> **Work to do**
- A) List every name the Ibis walkthrough imports from multi_engine_stack_ibis.utils.
- B) Extend the Ibis walkthrough beyond its final line of code.

One pandas limitation is that it has its own API that does not quite map back to relational algebra. Ibis is such a library that's literally built by people who built pandas to provide a sane expressions system that can be mapped back to multiple SQL backends. Ibis takes inspiration from the dplyr R package to build a new expression system that can easily map back to relational algebra and thus compile to SQL. It also is declarative in style, enabling us to apply database style optimizations on the complete logical plan or the expression. Ibis is a key component for enabling composability as highlighted in the excellent composable codex.

#| echo: false
import pathlib

import ibis
import ibis.backends.pandas.executor
import ibis.expr.types.relations
from ibis import _

from multi_engine_stack_ibis.generator import generate_random_data
from multi_engine_stack_ibis.utils import (MyExecutor, checkpoint_parquet,
                                           create_table_snowflake,
                                           replace_unbound)
from multi_engine_stack_ibis.connections import make_ibis_snowflake_connection



ibis.backends.pandas.executor.PandasExecutor = MyExecutor
setattr(ibis.expr.types.relations.Table, "checkpoint_parquet", checkpoint_parquet)
setattr(
    ibis.expr.types.relations.Table,
    "create_table_snowflake",
    create_table_snowflake,
)
ibis.set_backend("pandas")
p_staging = pathlib.Path("staging/staging.parquet")
p_landing = pathlib.Path("landing/orders.parquet")

snow_backend = make_ibis_snowflake_connection(database="MULTI_ENGINE", schema="PUBLIC", warehouse="COMPUTE_WH")

> **Box annotation data**
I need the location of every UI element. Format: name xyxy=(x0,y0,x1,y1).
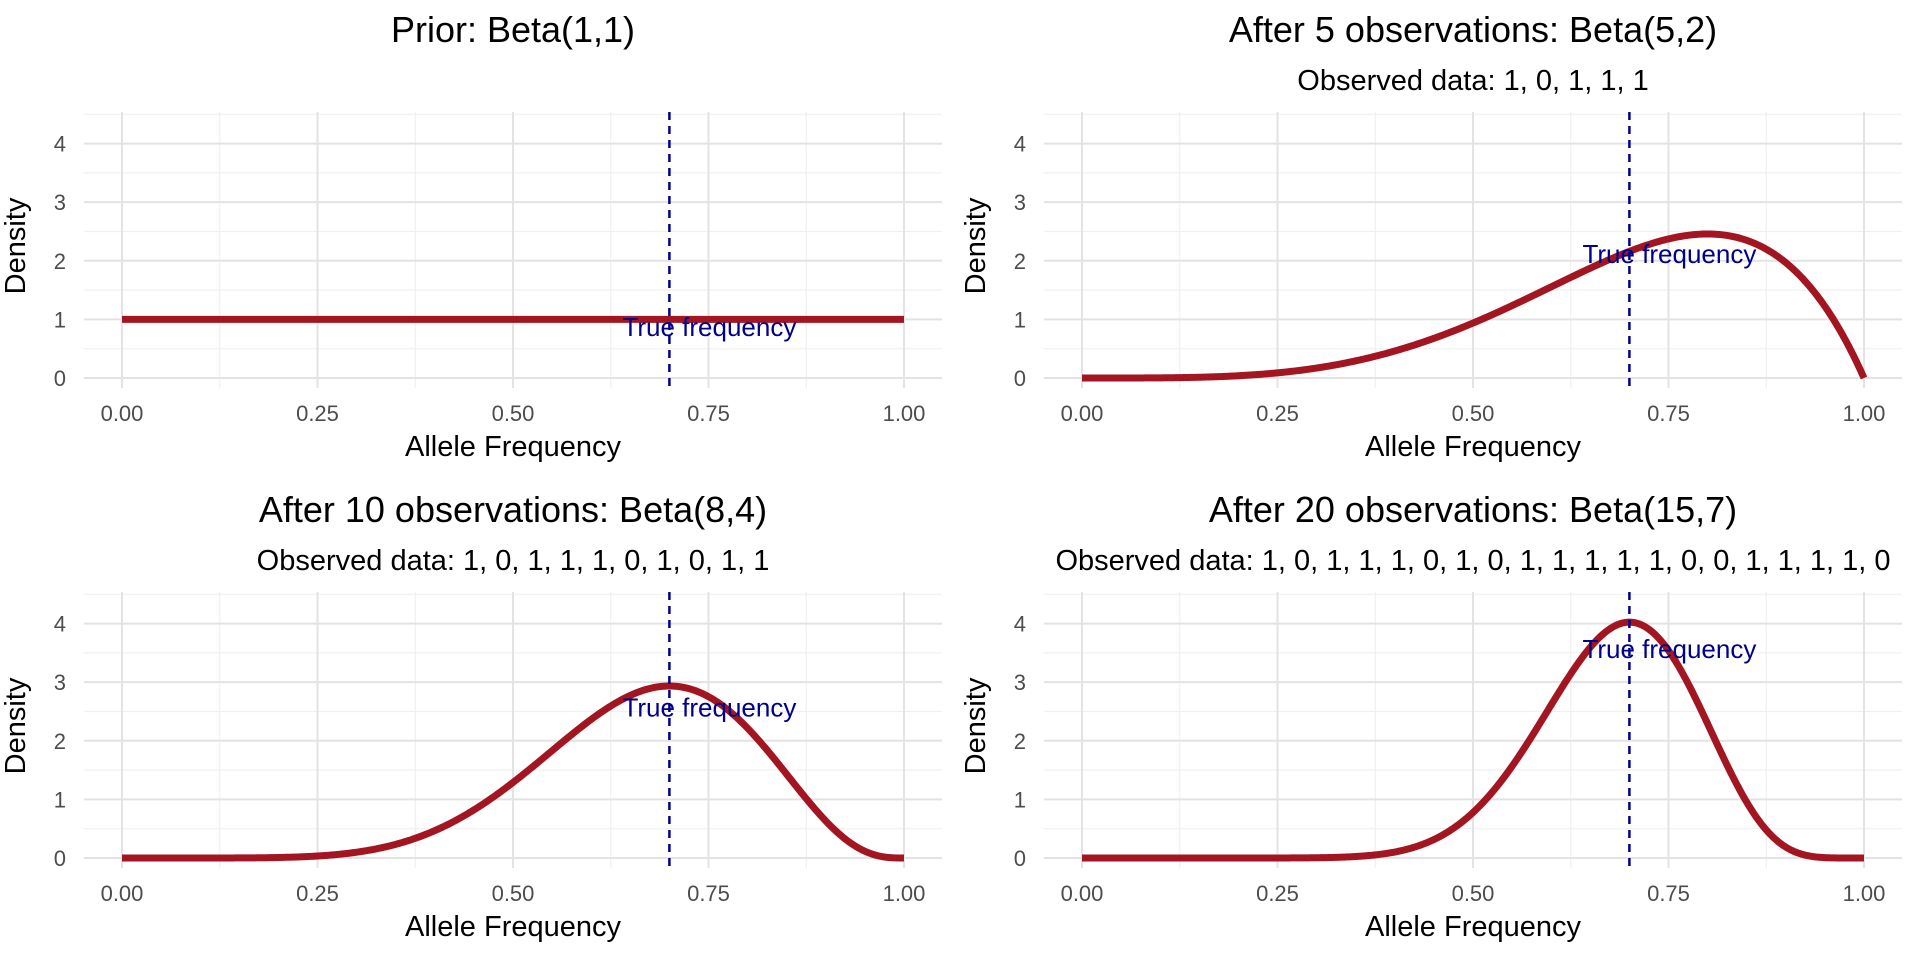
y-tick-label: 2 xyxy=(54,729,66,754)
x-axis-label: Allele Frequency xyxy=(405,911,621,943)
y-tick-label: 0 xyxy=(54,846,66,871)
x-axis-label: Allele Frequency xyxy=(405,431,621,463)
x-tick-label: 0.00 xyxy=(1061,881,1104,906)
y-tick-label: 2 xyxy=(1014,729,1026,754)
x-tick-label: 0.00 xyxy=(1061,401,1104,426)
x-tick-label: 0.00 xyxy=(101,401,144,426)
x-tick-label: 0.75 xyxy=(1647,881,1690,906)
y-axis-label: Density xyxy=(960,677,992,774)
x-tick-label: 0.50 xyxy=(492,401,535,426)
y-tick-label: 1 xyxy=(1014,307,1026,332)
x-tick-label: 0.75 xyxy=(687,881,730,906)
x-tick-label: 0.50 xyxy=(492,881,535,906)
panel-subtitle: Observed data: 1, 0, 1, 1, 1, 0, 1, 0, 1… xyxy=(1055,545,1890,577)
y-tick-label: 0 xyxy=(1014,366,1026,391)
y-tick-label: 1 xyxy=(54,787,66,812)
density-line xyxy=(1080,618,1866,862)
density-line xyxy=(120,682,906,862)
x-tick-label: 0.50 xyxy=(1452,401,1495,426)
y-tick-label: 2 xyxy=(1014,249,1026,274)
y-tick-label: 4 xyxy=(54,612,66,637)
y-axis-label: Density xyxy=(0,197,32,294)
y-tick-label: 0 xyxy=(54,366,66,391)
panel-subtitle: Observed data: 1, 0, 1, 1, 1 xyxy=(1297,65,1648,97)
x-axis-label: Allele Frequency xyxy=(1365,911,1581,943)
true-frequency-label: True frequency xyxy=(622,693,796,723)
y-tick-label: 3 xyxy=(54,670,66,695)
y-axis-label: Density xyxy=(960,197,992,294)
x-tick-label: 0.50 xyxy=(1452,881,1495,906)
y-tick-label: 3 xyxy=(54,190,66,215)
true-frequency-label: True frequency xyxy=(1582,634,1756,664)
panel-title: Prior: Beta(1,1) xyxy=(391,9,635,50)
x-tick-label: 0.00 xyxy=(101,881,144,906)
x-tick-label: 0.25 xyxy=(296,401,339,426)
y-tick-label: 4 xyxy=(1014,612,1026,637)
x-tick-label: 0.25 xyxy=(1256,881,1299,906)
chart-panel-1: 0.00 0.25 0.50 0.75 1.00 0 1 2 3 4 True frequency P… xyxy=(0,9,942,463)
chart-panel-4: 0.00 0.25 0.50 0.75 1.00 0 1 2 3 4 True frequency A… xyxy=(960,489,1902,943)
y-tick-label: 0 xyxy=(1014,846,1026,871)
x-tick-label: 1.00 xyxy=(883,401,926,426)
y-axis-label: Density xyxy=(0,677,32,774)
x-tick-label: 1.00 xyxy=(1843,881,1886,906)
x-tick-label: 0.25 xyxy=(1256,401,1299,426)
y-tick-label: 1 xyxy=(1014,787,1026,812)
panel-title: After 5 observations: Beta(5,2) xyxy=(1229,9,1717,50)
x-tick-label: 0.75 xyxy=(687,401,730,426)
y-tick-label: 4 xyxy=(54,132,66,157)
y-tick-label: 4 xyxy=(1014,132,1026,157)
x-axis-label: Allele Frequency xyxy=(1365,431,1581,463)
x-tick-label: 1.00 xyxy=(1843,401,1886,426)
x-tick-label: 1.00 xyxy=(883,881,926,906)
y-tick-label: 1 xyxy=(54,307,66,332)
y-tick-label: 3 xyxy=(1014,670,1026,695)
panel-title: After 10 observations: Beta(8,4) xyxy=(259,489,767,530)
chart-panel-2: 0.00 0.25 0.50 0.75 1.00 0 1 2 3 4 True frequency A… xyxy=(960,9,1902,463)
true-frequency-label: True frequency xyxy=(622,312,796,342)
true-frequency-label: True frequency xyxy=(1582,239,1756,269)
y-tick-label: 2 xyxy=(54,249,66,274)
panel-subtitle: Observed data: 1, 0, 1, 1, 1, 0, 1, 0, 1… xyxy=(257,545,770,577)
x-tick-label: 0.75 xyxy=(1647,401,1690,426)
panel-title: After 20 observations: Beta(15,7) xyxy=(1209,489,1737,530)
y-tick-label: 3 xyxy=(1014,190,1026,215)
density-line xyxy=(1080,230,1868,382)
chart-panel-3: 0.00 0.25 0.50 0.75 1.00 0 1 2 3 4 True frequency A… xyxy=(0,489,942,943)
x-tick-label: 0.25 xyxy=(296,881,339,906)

> **Replies**
- A) MyExecutor, checkpoint_parquet, create_table_snowflake, replace_unbound

- B)
expr = (
  ibis.read_parquet(p_landing)
  .mutate(
      row_number=ibis.row_number().over(group_by=[_.order_id], order_by=[_.dt]))
  .filter(_.row_number == 0)
  .checkpoint_parquet(p_staging)
  .create_table_snowflake("T_ORDERS")
)
expr

Ibis expression prints itself as a plan that is akin to traditional Logical Plan in databases. A Logical Plan is a tree of relational algebra operators that describes the computation that needs to be performed. This plan is then optimized by the query optimizer and converted into a physical plan that is executed by the query executor. Ibis expressions are similar to Logical Plans in that they describe the computation that needs to be performed, but they are not executed immediately. Instead, they are compiled into SQL and executed on the backend when needed. Logical Plan is generally at a higher level of granularity than a DAG produced by a task scheduling framework like Dask. In theory, this plan could be compiled down to Dask's DAG.

While pandas is embedded and is just a pip install away, it still has much documented limitations with plenty of performance improvements left on the table. This is where the recent embedded databases like DuckDB fill the gap of packing the full punch of a SQL engine, with all of its optimizations and benefiting from years of research that is as easy to import as is pandas. In this world, at minimum we can delegate all relational and SQL parts of our pipeline in pandas to DuckDB and only get the processed data ready for complex user defined Python.

Now, we are ready to take our Ibisified code and compile our expression above to execute on arbitrary engines, to truly realize the write-once-run-anywhere paradigm: We have successfully decoupled our compute engine with the expression system describing our computation.

Multi-Engine Data Stack w/ Ibis

DuckDB pandas Snowflake

Let's break our expression above into smaller parts and have them run across DuckDB, pandas and Snowflake. Note that we are not doing anything once the data lands in Snowflake and just show that we can select the data. Instead, we are leaving that up to the user's imagination what is possible with Snowflake native features.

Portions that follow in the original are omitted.